++++ Records for this exercise

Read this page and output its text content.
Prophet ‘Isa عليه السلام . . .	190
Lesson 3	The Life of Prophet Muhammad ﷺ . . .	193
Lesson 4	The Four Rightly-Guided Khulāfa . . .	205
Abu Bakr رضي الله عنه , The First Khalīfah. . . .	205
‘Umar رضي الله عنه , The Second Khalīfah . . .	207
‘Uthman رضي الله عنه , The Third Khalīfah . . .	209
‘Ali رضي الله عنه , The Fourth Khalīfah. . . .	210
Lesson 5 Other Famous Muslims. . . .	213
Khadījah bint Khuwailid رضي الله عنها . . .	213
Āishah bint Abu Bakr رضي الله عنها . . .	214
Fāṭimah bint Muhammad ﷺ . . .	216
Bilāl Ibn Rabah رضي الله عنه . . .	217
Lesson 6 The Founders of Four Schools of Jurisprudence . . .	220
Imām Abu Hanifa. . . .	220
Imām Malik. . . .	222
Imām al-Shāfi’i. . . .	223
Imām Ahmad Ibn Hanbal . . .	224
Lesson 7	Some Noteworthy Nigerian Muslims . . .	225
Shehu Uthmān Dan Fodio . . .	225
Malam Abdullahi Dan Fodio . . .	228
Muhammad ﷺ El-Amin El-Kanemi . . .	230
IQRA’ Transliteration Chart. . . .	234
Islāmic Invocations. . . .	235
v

++++++++

*What is required:*
Type out all of the material again, word for word.

*Complete output:*
Read this page and output its text content.
Prophet ‘Isa عليه السلام . . .	190
Lesson 3	The Life of Prophet Muhammad ﷺ . . .	193
Lesson 4	The Four Rightly-Guided Khulāfa . . .	205
Abu Bakr رضي الله عنه , The First Khalīfah. . . .	205
‘Umar رضي الله عنه , The Second Khalīfah . . .	207
‘Uthman رضي الله عنه , The Third Khalīfah . . .	209
‘Ali رضي الله عنه , The Fourth Khalīfah. . . .	210
Lesson 5 Other Famous Muslims. . . .	213
Khadījah bint Khuwailid رضي الله عنها . . .	213
Āishah bint Abu Bakr رضي الله عنها . . .	214
Fāṭimah bint Muhammad ﷺ . . .	216
Bilāl Ibn Rabah رضي الله عنه . . .	217
Lesson 6 The Founders of Four Schools of Jurisprudence . . .	220
Imām Abu Hanifa. . . .	220
Imām Malik. . . .	222
Imām al-Shāfi’i. . . .	223
Imām Ahmad Ibn Hanbal . . .	224
Lesson 7	Some Noteworthy Nigerian Muslims . . .	225
Shehu Uthmān Dan Fodio . . .	225
Malam Abdullahi Dan Fodio . . .	228
Muhammad ﷺ El-Amin El-Kanemi . . .	230
IQRA’ Transliteration Chart. . . .	234
Islāmic Invocations. . . .	235
v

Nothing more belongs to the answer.